§ **What is expected**
Output all lines exactly.
Start of Working data
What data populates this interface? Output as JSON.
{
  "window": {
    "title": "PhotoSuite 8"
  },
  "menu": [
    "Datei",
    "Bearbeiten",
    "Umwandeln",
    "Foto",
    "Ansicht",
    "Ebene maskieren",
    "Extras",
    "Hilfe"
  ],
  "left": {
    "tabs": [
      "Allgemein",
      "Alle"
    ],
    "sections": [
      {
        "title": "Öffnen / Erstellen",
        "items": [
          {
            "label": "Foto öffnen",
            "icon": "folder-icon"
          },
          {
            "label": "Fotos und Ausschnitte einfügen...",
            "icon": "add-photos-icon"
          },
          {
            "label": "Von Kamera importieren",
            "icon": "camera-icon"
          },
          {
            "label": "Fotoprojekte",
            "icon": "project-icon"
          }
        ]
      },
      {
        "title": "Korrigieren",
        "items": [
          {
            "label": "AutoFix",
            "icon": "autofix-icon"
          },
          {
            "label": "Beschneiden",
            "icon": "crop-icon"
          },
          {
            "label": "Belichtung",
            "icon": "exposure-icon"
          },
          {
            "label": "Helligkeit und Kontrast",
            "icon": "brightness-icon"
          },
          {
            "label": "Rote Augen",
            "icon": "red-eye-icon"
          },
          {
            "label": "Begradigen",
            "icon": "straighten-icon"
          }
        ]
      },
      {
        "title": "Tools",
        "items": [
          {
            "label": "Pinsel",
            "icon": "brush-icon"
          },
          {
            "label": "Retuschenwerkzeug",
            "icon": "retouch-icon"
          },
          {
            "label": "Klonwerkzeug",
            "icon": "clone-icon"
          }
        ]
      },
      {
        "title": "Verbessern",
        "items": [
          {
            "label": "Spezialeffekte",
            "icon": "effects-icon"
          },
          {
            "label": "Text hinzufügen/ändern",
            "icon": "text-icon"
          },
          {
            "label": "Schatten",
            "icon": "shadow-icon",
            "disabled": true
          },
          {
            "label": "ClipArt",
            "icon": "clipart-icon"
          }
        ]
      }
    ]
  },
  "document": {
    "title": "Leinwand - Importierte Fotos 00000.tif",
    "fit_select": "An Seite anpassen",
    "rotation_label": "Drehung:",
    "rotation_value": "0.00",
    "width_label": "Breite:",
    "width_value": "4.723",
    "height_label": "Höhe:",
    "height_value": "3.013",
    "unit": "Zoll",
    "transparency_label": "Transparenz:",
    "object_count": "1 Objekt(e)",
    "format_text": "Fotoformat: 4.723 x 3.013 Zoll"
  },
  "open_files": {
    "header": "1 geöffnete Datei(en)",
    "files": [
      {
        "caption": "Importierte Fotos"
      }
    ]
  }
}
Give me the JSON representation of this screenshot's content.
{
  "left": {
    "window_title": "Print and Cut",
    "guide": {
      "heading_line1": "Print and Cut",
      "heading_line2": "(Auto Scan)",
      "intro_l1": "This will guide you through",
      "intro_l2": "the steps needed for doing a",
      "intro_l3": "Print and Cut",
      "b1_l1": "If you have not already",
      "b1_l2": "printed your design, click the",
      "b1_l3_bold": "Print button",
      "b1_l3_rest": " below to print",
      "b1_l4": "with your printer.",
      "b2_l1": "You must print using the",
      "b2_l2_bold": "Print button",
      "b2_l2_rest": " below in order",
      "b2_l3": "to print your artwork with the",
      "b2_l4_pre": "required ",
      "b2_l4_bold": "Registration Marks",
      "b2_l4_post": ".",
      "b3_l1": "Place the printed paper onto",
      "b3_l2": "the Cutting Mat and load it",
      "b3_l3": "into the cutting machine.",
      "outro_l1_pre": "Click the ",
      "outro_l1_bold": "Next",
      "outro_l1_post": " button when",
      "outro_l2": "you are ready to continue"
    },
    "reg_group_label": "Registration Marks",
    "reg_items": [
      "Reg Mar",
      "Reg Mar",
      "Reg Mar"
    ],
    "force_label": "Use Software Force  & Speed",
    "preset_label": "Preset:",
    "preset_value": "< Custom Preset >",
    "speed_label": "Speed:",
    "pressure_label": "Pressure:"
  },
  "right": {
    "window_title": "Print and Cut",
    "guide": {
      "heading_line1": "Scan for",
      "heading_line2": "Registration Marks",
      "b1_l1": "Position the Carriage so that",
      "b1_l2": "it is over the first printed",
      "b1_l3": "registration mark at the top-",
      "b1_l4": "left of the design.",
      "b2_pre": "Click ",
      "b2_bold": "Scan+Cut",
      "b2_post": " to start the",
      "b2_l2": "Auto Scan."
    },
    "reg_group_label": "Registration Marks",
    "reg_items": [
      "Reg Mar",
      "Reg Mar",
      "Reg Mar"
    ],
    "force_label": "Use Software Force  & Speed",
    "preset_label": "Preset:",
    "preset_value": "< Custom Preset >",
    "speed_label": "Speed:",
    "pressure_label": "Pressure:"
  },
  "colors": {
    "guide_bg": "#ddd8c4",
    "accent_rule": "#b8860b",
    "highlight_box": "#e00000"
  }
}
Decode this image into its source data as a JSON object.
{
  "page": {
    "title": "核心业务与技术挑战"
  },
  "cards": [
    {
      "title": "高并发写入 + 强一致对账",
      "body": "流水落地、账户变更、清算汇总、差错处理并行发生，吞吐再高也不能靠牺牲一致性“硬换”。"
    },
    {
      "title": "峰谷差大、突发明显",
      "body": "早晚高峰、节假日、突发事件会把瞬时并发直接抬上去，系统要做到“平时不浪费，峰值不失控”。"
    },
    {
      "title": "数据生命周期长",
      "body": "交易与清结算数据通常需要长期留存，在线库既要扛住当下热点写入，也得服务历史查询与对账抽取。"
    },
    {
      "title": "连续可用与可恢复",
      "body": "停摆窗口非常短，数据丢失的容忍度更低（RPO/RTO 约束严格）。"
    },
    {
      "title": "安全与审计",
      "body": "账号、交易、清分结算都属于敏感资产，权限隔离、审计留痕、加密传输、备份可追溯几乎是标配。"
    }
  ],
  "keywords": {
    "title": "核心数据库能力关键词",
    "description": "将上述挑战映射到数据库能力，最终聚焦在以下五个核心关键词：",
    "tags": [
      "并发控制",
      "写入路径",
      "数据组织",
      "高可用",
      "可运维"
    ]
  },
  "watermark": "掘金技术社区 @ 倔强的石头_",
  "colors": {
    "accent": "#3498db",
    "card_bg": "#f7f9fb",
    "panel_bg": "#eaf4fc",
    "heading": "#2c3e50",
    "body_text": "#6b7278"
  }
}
End of Working data
§ **Expected output**
What data populates this interface? Output as JSON.
{
  "window": {
    "title": "PhotoSuite 8"
  },
  "menu": [
    "Datei",
    "Bearbeiten",
    "Umwandeln",
    "Foto",
    "Ansicht",
    "Ebene maskieren",
    "Extras",
    "Hilfe"
  ],
  "left": {
    "tabs": [
      "Allgemein",
      "Alle"
    ],
    "sections": [
      {
        "title": "Öffnen / Erstellen",
        "items": [
          {
            "label": "Foto öffnen",
            "icon": "folder-icon"
          },
          {
            "label": "Fotos und Ausschnitte einfügen...",
            "icon": "add-photos-icon"
          },
          {
            "label": "Von Kamera importieren",
            "icon": "camera-icon"
          },
          {
            "label": "Fotoprojekte",
            "icon": "project-icon"
          }
        ]
      },
      {
        "title": "Korrigieren",
        "items": [
          {
            "label": "AutoFix",
            "icon": "autofix-icon"
          },
          {
            "label": "Beschneiden",
            "icon": "crop-icon"
          },
          {
            "label": "Belichtung",
            "icon": "exposure-icon"
          },
          {
            "label": "Helligkeit und Kontrast",
            "icon": "brightness-icon"
          },
          {
            "label": "Rote Augen",
            "icon": "red-eye-icon"
          },
          {
            "label": "Begradigen",
            "icon": "straighten-icon"
          }
        ]
      },
      {
        "title": "Tools",
        "items": [
          {
            "label": "Pinsel",
            "icon": "brush-icon"
          },
          {
            "label": "Retuschenwerkzeug",
            "icon": "retouch-icon"
          },
          {
            "label": "Klonwerkzeug",
            "icon": "clone-icon"
          }
        ]
      },
      {
        "title": "Verbessern",
        "items": [
          {
            "label": "Spezialeffekte",
            "icon": "effects-icon"
          },
          {
            "label": "Text hinzufügen/ändern",
            "icon": "text-icon"
          },
          {
            "label": "Schatten",
            "icon": "shadow-icon",
            "disabled": true
          },
          {
            "label": "ClipArt",
            "icon": "clipart-icon"
          }
        ]
      }
    ]
  },
  "document": {
    "title": "Leinwand - Importierte Fotos 00000.tif",
    "fit_select": "An Seite anpassen",
    "rotation_label": "Drehung:",
    "rotation_value": "0.00",
    "width_label": "Breite:",
    "width_value": "4.723",
    "height_label": "Höhe:",
    "height_value": "3.013",
    "unit": "Zoll",
    "transparency_label": "Transparenz:",
    "object_count": "1 Objekt(e)",
    "format_text": "Fotoformat: 4.723 x 3.013 Zoll"
  },
  "open_files": {
    "header": "1 geöffnete Datei(en)",
    "files": [
      {
        "caption": "Importierte Fotos"
      }
    ]
  }
}
Give me the JSON representation of this screenshot's content.
{
  "left": {
    "window_title": "Print and Cut",
    "guide": {
      "heading_line1": "Print and Cut",
      "heading_line2": "(Auto Scan)",
      "intro_l1": "This will guide you through",
      "intro_l2": "the steps needed for doing a",
      "intro_l3": "Print and Cut",
      "b1_l1": "If you have not already",
      "b1_l2": "printed your design, click the",
      "b1_l3_bold": "Print button",
      "b1_l3_rest": " below to print",
      "b1_l4": "with your printer.",
      "b2_l1": "You must print using the",
      "b2_l2_bold": "Print button",
      "b2_l2_rest": " below in order",
      "b2_l3": "to print your artwork with the",
      "b2_l4_pre": "required ",
      "b2_l4_bold": "Registration Marks",
      "b2_l4_post": ".",
      "b3_l1": "Place the printed paper onto",
      "b3_l2": "the Cutting Mat and load it",
      "b3_l3": "into the cutting machine.",
      "outro_l1_pre": "Click the ",
      "outro_l1_bold": "Next",
      "outro_l1_post": " button when",
      "outro_l2": "you are ready to continue"
    },
    "reg_group_label": "Registration Marks",
    "reg_items": [
      "Reg Mar",
      "Reg Mar",
      "Reg Mar"
    ],
    "force_label": "Use Software Force  & Speed",
    "preset_label": "Preset:",
    "preset_value": "< Custom Preset >",
    "speed_label": "Speed:",
    "pressure_label": "Pressure:"
  },
  "right": {
    "window_title": "Print and Cut",
    "guide": {
      "heading_line1": "Scan for",
      "heading_line2": "Registration Marks",
      "b1_l1": "Position the Carriage so that",
      "b1_l2": "it is over the first printed",
      "b1_l3": "registration mark at the top-",
      "b1_l4": "left of the design.",
      "b2_pre": "Click ",
      "b2_bold": "Scan+Cut",
      "b2_post": " to start the",
      "b2_l2": "Auto Scan."
    },
    "reg_group_label": "Registration Marks",
    "reg_items": [
      "Reg Mar",
      "Reg Mar",
      "Reg Mar"
    ],
    "force_label": "Use Software Force  & Speed",
    "preset_label": "Preset:",
    "preset_value": "< Custom Preset >",
    "speed_label": "Speed:",
    "pressure_label": "Pressure:"
  },
  "colors": {
    "guide_bg": "#ddd8c4",
    "accent_rule": "#b8860b",
    "highlight_box": "#e00000"
  }
}
Decode this image into its source data as a JSON object.
{
  "page": {
    "title": "核心业务与技术挑战"
  },
  "cards": [
    {
      "title": "高并发写入 + 强一致对账",
      "body": "流水落地、账户变更、清算汇总、差错处理并行发生，吞吐再高也不能靠牺牲一致性“硬换”。"
    },
    {
      "title": "峰谷差大、突发明显",
      "body": "早晚高峰、节假日、突发事件会把瞬时并发直接抬上去，系统要做到“平时不浪费，峰值不失控”。"
    },
    {
      "title": "数据生命周期长",
      "body": "交易与清结算数据通常需要长期留存，在线库既要扛住当下热点写入，也得服务历史查询与对账抽取。"
    },
    {
      "title": "连续可用与可恢复",
      "body": "停摆窗口非常短，数据丢失的容忍度更低（RPO/RTO 约束严格）。"
    },
    {
      "title": "安全与审计",
      "body": "账号、交易、清分结算都属于敏感资产，权限隔离、审计留痕、加密传输、备份可追溯几乎是标配。"
    }
  ],
  "keywords": {
    "title": "核心数据库能力关键词",
    "description": "将上述挑战映射到数据库能力，最终聚焦在以下五个核心关键词：",
    "tags": [
      "并发控制",
      "写入路径",
      "数据组织",
      "高可用",
      "可运维"
    ]
  },
  "watermark": "掘金技术社区 @ 倔强的石头_",
  "colors": {
    "accent": "#3498db",
    "card_bg": "#f7f9fb",
    "panel_bg": "#eaf4fc",
    "heading": "#2c3e50",
    "body_text": "#6b7278"
  }
}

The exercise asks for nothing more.